* START Dataset content *
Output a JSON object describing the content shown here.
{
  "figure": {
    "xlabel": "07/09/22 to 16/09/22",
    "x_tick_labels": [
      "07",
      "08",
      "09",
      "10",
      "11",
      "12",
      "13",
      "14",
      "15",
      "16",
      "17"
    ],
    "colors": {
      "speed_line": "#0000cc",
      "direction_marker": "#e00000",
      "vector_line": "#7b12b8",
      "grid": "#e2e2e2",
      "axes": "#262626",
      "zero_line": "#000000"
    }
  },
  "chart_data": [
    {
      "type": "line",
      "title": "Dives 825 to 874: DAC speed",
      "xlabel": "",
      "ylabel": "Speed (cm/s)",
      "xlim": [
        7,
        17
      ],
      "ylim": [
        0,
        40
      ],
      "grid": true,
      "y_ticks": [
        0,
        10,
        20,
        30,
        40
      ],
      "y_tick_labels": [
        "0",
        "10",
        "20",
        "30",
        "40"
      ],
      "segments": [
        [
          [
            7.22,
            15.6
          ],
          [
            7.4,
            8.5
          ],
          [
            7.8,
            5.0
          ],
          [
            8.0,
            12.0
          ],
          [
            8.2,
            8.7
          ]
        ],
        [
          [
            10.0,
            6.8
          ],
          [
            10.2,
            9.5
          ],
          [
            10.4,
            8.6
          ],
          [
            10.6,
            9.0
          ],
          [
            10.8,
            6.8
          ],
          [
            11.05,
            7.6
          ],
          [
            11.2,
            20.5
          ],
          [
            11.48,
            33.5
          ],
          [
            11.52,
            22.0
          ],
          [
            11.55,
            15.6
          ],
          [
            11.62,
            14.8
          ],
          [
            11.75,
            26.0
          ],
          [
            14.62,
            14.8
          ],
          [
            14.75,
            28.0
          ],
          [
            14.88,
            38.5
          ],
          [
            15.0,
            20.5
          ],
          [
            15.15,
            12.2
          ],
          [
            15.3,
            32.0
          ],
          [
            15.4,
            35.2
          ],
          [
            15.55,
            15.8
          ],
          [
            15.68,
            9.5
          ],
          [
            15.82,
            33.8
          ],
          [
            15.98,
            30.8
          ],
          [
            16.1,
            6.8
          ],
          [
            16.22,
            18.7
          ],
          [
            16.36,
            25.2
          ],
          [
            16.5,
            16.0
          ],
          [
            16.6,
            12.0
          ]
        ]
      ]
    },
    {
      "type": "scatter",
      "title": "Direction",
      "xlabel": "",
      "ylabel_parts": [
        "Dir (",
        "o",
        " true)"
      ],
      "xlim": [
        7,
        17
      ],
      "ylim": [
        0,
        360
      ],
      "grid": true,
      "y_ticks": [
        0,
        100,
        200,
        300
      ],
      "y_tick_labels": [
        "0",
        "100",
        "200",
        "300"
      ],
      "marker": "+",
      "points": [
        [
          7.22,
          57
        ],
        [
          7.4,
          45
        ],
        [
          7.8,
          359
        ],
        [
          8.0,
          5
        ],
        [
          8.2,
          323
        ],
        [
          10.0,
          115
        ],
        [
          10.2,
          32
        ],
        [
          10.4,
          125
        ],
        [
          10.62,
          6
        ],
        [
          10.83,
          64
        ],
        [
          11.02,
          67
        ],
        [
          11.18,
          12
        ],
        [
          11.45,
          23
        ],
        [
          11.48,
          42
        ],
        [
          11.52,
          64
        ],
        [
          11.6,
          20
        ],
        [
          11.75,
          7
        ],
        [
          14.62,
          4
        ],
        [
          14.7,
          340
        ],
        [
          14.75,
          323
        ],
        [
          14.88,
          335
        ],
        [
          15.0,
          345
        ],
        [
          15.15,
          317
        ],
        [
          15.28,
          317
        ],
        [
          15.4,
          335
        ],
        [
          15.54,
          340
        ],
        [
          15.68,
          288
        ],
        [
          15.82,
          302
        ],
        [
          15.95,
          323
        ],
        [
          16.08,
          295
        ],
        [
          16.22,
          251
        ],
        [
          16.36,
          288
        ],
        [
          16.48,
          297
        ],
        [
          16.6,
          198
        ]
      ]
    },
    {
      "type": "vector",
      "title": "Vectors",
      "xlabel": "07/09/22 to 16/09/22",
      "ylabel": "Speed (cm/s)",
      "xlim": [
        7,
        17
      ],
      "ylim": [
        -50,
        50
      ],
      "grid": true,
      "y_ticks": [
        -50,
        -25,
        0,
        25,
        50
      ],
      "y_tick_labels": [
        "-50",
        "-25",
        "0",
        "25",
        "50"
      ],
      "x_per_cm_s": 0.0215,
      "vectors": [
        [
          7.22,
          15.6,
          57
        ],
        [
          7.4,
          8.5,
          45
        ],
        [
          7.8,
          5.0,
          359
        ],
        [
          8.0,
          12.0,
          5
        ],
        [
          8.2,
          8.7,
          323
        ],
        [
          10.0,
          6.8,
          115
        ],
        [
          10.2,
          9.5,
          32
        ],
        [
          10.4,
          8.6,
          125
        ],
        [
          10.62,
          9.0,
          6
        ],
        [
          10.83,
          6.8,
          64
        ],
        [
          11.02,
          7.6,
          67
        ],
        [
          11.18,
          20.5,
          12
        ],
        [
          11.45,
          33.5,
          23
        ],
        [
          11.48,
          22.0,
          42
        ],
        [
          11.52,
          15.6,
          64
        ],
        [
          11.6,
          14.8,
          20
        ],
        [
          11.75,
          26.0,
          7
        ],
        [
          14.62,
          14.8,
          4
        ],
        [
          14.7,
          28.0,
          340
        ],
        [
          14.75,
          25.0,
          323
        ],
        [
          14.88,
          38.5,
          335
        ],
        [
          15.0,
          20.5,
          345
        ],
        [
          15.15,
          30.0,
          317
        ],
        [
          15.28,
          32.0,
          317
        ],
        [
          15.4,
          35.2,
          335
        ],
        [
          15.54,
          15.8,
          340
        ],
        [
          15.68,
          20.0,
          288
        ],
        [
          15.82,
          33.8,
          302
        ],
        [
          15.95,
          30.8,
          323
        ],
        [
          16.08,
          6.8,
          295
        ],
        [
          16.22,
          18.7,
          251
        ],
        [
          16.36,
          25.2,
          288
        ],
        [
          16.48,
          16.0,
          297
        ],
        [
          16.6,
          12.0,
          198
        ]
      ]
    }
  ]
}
* END Dataset content *
• **Aim**:
Without changing a word, restate the whole listing.

• **Reply to the task**:
Output a JSON object describing the content shown here.
{
  "figure": {
    "xlabel": "07/09/22 to 16/09/22",
    "x_tick_labels": [
      "07",
      "08",
      "09",
      "10",
      "11",
      "12",
      "13",
      "14",
      "15",
      "16",
      "17"
    ],
    "colors": {
      "speed_line": "#0000cc",
      "direction_marker": "#e00000",
      "vector_line": "#7b12b8",
      "grid": "#e2e2e2",
      "axes": "#262626",
      "zero_line": "#000000"
    }
  },
  "chart_data": [
    {
      "type": "line",
      "title": "Dives 825 to 874: DAC speed",
      "xlabel": "",
      "ylabel": "Speed (cm/s)",
      "xlim": [
        7,
        17
      ],
      "ylim": [
        0,
        40
      ],
      "grid": true,
      "y_ticks": [
        0,
        10,
        20,
        30,
        40
      ],
      "y_tick_labels": [
        "0",
        "10",
        "20",
        "30",
        "40"
      ],
      "segments": [
        [
          [
            7.22,
            15.6
          ],
          [
            7.4,
            8.5
          ],
          [
            7.8,
            5.0
          ],
          [
            8.0,
            12.0
          ],
          [
            8.2,
            8.7
          ]
        ],
        [
          [
            10.0,
            6.8
          ],
          [
            10.2,
            9.5
          ],
          [
            10.4,
            8.6
          ],
          [
            10.6,
            9.0
          ],
          [
            10.8,
            6.8
          ],
          [
            11.05,
            7.6
          ],
          [
            11.2,
            20.5
          ],
          [
            11.48,
            33.5
          ],
          [
            11.52,
            22.0
          ],
          [
            11.55,
            15.6
          ],
          [
            11.62,
            14.8
          ],
          [
            11.75,
            26.0
          ],
          [
            14.62,
            14.8
          ],
          [
            14.75,
            28.0
          ],
          [
            14.88,
            38.5
          ],
          [
            15.0,
            20.5
          ],
          [
            15.15,
            12.2
          ],
          [
            15.3,
            32.0
          ],
          [
            15.4,
            35.2
          ],
          [
            15.55,
            15.8
          ],
          [
            15.68,
            9.5
          ],
          [
            15.82,
            33.8
          ],
          [
            15.98,
            30.8
          ],
          [
            16.1,
            6.8
          ],
          [
            16.22,
            18.7
          ],
          [
            16.36,
            25.2
          ],
          [
            16.5,
            16.0
          ],
          [
            16.6,
            12.0
          ]
        ]
      ]
    },
    {
      "type": "scatter",
      "title": "Direction",
      "xlabel": "",
      "ylabel_parts": [
        "Dir (",
        "o",
        " true)"
      ],
      "xlim": [
        7,
        17
      ],
      "ylim": [
        0,
        360
      ],
      "grid": true,
      "y_ticks": [
        0,
        100,
        200,
        300
      ],
      "y_tick_labels": [
        "0",
        "100",
        "200",
        "300"
      ],
      "marker": "+",
      "points": [
        [
          7.22,
          57
        ],
        [
          7.4,
          45
        ],
        [
          7.8,
          359
        ],
        [
          8.0,
          5
        ],
        [
          8.2,
          323
        ],
        [
          10.0,
          115
        ],
        [
          10.2,
          32
        ],
        [
          10.4,
          125
        ],
        [
          10.62,
          6
        ],
        [
          10.83,
          64
        ],
        [
          11.02,
          67
        ],
        [
          11.18,
          12
        ],
        [
          11.45,
          23
        ],
        [
          11.48,
          42
        ],
        [
          11.52,
          64
        ],
        [
          11.6,
          20
        ],
        [
          11.75,
          7
        ],
        [
          14.62,
          4
        ],
        [
          14.7,
          340
        ],
        [
          14.75,
          323
        ],
        [
          14.88,
          335
        ],
        [
          15.0,
          345
        ],
        [
          15.15,
          317
        ],
        [
          15.28,
          317
        ],
        [
          15.4,
          335
        ],
        [
          15.54,
          340
        ],
        [
          15.68,
          288
        ],
        [
          15.82,
          302
        ],
        [
          15.95,
          323
        ],
        [
          16.08,
          295
        ],
        [
          16.22,
          251
        ],
        [
          16.36,
          288
        ],
        [
          16.48,
          297
        ],
        [
          16.6,
          198
        ]
      ]
    },
    {
      "type": "vector",
      "title": "Vectors",
      "xlabel": "07/09/22 to 16/09/22",
      "ylabel": "Speed (cm/s)",
      "xlim": [
        7,
        17
      ],
      "ylim": [
        -50,
        50
      ],
      "grid": true,
      "y_ticks": [
        -50,
        -25,
        0,
        25,
        50
      ],
      "y_tick_labels": [
        "-50",
        "-25",
        "0",
        "25",
        "50"
      ],
      "x_per_cm_s": 0.0215,
      "vectors": [
        [
          7.22,
          15.6,
          57
        ],
        [
          7.4,
          8.5,
          45
        ],
        [
          7.8,
          5.0,
          359
        ],
        [
          8.0,
          12.0,
          5
        ],
        [
          8.2,
          8.7,
          323
        ],
        [
          10.0,
          6.8,
          115
        ],
        [
          10.2,
          9.5,
          32
        ],
        [
          10.4,
          8.6,
          125
        ],
        [
          10.62,
          9.0,
          6
        ],
        [
          10.83,
          6.8,
          64
        ],
        [
          11.02,
          7.6,
          67
        ],
        [
          11.18,
          20.5,
          12
        ],
        [
          11.45,
          33.5,
          23
        ],
        [
          11.48,
          22.0,
          42
        ],
        [
          11.52,
          15.6,
          64
        ],
        [
          11.6,
          14.8,
          20
        ],
        [
          11.75,
          26.0,
          7
        ],
        [
          14.62,
          14.8,
          4
        ],
        [
          14.7,
          28.0,
          340
        ],
        [
          14.75,
          25.0,
          323
        ],
        [
          14.88,
          38.5,
          335
        ],
        [
          15.0,
          20.5,
          345
        ],
        [
          15.15,
          30.0,
          317
        ],
        [
          15.28,
          32.0,
          317
        ],
        [
          15.4,
          35.2,
          335
        ],
        [
          15.54,
          15.8,
          340
        ],
        [
          15.68,
          20.0,
          288
        ],
        [
          15.82,
          33.8,
          302
        ],
        [
          15.95,
          30.8,
          323
        ],
        [
          16.08,
          6.8,
          295
        ],
        [
          16.22,
          18.7,
          251
        ],
        [
          16.36,
          25.2,
          288
        ],
        [
          16.48,
          16.0,
          297
        ],
        [
          16.6,
          12.0,
          198
        ]
      ]
    }
  ]
}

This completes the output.